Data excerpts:
........
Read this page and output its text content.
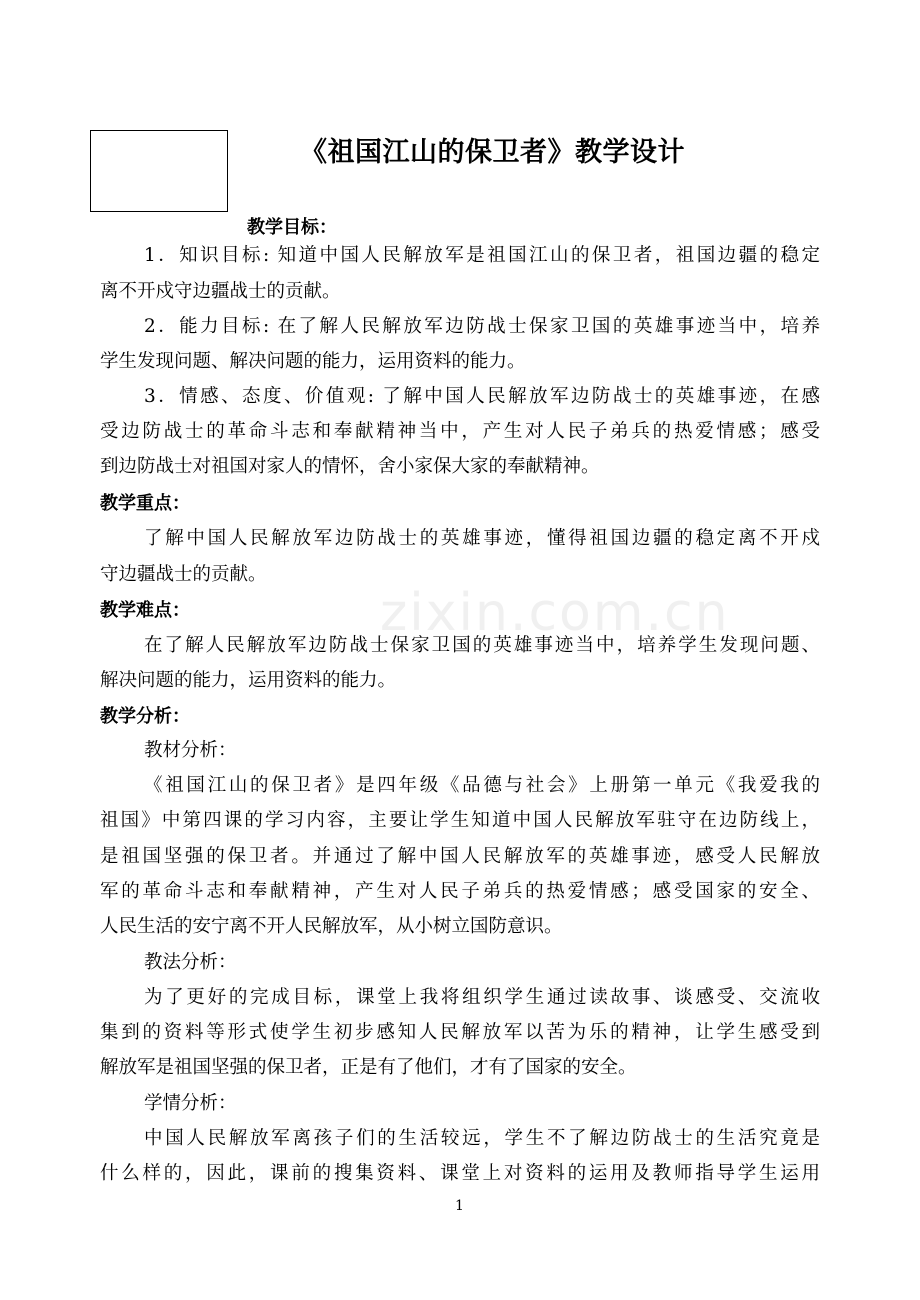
《祖国江山的保卫者》教学设计
教学目标：
1．知识目标: 知道中国人民解放军是祖国江山的保卫者，祖国边疆的稳定
离不开戍守边疆战士的贡献。
2．能力目标: 在了解人民解放军边防战士保家卫国的英雄事迹当中，培养
学生发现问题、解决问题的能力，运用资料的能力。
3．情感、态度、价值观: 了解中国人民解放军边防战士的英雄事迹，在感
受边防战士的革命斗志和奉献精神当中，产生对人民子弟兵的热爱情感；感受
到边防战士对祖国对家人的情怀，舍小家保大家的奉献精神。
教学重点：
了解中国人民解放军边防战士的英雄事迹，懂得祖国边疆的稳定离不开戍
守边疆战士的贡献。
zixin.com.cn
教学难点：
在了解人民解放军边防战士保家卫国的英雄事迹当中，培养学生发现问题、
解决问题的能力，运用资料的能力。
教学分析：
教材分析：
《祖国江山的保卫者》是四年级《品德与社会》上册第一单元《我爱我的
祖国》中第四课的学习内容，主要让学生知道中国人民解放军驻守在边防线上，
是祖国坚强的保卫者。并通过了解中国人民解放军的英雄事迹，感受人民解放
军的革命斗志和奉献精神，产生对人民子弟兵的热爱情感；感受国家的安全、
人民生活的安宁离不开人民解放军，从小树立国防意识。
教法分析：
为了更好的完成目标，课堂上我将组织学生通过读故事、谈感受、交流收
集到的资料等形式使学生初步感知人民解放军以苦为乐的精神，让学生感受到
解放军是祖国坚强的保卫者，正是有了他们，才有了国家的安全。
学情分析：
中国人民解放军离孩子们的生活较远，学生不了解边防战士的生活究竟是
什么样的，因此，课前的搜集资料、课堂上对资料的运用及教师指导学生运用
1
........
Problem requirements
From the data above, show each line that contains "了解中国人民解放军边防战士的英雄事迹".

Exercise output
3．情感、态度、价值观: 了解中国人民解放军边防战士的英雄事迹，在感
了解中国人民解放军边防战士的英雄事迹，懂得祖国边疆的稳定离不开戍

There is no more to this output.